==== Material shown

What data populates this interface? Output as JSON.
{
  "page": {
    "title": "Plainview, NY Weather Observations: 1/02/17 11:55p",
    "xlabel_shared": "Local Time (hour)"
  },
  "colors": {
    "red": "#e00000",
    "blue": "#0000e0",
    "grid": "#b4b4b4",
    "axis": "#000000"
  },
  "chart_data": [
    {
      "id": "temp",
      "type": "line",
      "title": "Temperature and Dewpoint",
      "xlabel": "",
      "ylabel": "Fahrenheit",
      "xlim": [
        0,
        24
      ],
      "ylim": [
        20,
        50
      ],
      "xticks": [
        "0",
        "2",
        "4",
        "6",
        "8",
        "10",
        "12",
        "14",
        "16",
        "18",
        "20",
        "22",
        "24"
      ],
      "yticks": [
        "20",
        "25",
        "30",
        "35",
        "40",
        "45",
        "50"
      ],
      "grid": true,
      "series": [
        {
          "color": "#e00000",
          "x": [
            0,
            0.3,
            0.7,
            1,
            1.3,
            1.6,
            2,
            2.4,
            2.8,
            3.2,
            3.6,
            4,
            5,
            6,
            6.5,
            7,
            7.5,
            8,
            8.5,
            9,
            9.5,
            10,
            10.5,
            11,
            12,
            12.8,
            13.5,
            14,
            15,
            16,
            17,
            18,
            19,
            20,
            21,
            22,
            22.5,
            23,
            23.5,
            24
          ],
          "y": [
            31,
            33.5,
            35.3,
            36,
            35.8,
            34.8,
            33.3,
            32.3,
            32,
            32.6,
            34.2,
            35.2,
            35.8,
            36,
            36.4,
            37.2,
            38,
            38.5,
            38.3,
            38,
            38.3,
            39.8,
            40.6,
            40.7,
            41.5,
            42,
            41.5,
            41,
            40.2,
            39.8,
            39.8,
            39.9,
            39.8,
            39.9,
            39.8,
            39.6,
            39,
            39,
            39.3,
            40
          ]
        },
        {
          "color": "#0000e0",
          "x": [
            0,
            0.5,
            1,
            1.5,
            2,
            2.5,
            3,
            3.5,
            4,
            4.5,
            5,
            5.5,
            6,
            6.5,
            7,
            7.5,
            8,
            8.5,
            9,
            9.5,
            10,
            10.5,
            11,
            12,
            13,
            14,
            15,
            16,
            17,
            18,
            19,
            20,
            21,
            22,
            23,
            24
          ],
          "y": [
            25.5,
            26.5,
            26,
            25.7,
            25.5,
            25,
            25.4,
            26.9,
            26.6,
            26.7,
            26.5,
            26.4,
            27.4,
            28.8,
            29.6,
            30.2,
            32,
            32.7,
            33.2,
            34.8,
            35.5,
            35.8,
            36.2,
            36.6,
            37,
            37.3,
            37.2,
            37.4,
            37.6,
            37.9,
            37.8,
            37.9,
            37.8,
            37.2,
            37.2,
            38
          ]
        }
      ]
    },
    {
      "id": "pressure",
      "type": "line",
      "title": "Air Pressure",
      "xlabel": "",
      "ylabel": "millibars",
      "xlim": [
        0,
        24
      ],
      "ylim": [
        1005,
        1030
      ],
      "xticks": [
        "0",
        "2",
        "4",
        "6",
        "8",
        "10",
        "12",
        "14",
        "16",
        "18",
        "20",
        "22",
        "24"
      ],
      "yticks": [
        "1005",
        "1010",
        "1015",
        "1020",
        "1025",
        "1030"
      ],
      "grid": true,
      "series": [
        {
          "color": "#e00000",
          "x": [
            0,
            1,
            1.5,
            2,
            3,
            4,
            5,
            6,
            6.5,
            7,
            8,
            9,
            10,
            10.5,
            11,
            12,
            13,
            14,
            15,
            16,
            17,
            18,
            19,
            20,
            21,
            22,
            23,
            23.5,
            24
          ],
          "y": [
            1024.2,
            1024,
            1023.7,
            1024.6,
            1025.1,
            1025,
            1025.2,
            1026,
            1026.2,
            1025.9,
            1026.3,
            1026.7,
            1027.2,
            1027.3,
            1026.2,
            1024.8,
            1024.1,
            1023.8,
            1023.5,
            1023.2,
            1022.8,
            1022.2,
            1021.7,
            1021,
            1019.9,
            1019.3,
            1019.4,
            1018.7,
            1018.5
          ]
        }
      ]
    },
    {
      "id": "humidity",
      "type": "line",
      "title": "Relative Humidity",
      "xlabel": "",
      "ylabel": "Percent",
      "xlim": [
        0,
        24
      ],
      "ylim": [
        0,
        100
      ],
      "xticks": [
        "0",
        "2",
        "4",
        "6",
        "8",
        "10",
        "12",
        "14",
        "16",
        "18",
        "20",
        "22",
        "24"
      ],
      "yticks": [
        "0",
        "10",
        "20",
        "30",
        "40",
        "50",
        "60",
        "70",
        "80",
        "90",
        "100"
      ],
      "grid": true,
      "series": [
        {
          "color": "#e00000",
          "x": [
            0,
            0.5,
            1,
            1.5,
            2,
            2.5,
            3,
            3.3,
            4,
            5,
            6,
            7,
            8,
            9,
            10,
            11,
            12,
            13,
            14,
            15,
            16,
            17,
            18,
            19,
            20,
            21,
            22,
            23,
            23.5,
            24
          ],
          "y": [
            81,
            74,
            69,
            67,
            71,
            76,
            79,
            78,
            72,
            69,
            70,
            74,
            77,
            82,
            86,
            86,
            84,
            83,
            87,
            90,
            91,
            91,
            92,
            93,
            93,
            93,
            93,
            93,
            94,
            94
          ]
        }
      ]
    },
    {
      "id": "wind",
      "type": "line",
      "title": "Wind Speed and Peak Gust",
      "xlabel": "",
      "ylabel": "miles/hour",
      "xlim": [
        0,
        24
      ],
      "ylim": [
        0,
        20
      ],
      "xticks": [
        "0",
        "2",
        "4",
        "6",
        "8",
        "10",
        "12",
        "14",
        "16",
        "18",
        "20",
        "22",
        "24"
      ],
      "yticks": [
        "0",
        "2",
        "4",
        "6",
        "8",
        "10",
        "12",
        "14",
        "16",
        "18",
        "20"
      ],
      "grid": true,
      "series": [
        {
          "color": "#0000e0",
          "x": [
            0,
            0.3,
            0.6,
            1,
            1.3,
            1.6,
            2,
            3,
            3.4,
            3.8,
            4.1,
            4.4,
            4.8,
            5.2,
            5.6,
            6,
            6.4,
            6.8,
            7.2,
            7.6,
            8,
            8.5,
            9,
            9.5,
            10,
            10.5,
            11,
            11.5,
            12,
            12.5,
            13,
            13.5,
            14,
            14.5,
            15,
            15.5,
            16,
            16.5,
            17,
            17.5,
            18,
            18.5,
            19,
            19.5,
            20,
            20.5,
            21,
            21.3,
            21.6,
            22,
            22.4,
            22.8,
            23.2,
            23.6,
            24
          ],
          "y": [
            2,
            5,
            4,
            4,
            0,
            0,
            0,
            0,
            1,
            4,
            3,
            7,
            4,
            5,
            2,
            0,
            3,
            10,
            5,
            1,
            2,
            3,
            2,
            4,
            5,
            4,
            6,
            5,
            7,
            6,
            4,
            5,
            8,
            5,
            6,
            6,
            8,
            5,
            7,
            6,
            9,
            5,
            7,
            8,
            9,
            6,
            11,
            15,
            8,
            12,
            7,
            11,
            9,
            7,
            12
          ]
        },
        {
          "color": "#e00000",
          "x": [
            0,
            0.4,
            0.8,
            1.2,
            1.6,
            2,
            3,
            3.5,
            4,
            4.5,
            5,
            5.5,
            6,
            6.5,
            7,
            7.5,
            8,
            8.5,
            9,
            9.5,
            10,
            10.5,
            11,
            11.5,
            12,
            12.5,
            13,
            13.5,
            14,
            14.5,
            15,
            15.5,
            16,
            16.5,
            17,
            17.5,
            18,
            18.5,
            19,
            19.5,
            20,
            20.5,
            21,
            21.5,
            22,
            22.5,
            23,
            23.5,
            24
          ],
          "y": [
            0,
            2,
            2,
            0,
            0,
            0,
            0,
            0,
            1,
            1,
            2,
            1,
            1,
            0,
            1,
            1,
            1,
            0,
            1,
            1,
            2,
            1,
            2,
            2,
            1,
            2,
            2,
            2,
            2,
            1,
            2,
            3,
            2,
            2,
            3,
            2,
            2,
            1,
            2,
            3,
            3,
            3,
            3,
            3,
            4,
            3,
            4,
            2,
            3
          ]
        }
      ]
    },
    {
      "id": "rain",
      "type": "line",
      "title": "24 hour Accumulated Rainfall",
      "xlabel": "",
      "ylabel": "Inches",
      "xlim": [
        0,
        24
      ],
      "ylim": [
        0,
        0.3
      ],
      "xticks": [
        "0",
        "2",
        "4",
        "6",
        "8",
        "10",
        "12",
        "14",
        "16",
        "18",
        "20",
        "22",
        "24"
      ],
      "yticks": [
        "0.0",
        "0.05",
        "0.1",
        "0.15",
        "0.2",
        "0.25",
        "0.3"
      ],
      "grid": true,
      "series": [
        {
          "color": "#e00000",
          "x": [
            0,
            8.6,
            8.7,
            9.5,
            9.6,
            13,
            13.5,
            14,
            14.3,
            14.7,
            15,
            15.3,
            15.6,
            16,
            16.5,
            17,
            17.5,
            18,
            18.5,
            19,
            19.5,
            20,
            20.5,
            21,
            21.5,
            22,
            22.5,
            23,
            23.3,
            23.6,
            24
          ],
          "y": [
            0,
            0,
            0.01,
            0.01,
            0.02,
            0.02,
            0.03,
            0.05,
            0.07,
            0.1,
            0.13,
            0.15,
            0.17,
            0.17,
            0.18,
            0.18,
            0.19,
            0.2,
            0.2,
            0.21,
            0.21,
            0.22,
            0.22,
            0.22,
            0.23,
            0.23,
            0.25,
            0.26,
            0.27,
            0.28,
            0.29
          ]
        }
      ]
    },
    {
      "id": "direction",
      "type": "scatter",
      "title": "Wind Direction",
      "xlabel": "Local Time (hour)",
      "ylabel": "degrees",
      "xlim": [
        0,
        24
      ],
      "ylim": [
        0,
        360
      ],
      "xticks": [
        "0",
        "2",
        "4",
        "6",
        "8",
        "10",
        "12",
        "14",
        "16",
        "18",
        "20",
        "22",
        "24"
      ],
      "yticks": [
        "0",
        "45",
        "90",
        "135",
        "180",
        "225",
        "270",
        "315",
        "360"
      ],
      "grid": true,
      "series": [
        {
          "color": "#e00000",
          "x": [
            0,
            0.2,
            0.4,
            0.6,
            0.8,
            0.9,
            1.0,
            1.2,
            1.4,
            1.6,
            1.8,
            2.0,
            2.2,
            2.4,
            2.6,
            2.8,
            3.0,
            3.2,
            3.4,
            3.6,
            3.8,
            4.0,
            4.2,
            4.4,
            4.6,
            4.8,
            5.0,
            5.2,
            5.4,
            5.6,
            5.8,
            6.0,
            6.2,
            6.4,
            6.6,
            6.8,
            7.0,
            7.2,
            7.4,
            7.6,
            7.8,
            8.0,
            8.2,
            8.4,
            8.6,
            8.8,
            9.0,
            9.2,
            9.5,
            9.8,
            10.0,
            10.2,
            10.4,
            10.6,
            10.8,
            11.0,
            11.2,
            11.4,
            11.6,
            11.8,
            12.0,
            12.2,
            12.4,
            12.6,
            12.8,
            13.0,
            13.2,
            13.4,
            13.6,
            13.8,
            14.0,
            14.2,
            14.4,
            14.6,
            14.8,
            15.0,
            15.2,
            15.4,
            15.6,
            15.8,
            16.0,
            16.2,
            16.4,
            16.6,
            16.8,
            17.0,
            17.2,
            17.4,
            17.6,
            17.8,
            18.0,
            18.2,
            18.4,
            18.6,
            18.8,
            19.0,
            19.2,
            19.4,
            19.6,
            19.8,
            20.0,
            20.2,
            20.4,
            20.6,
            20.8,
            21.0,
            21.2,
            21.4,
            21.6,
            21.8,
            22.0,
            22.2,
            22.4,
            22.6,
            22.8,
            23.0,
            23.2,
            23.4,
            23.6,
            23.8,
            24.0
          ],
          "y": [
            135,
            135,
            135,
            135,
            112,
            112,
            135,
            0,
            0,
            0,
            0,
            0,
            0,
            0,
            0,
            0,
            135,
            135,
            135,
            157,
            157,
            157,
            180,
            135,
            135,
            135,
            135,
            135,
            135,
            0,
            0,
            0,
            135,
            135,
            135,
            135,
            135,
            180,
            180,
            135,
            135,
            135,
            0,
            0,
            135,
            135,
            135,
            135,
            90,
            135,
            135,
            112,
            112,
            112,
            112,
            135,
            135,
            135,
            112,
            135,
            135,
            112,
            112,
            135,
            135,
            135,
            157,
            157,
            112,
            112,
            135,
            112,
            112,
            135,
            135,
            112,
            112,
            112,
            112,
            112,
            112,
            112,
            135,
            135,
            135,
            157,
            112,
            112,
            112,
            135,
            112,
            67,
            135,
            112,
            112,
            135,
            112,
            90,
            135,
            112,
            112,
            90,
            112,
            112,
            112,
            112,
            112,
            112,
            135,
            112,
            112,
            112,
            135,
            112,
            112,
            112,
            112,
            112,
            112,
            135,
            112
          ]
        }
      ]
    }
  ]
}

========

# What the exercise asks
Copy every single line of the material above that holds "Local".

# Response
    "xlabel_shared": "Local Time (hour)"
      "xlabel": "Local Time (hour)",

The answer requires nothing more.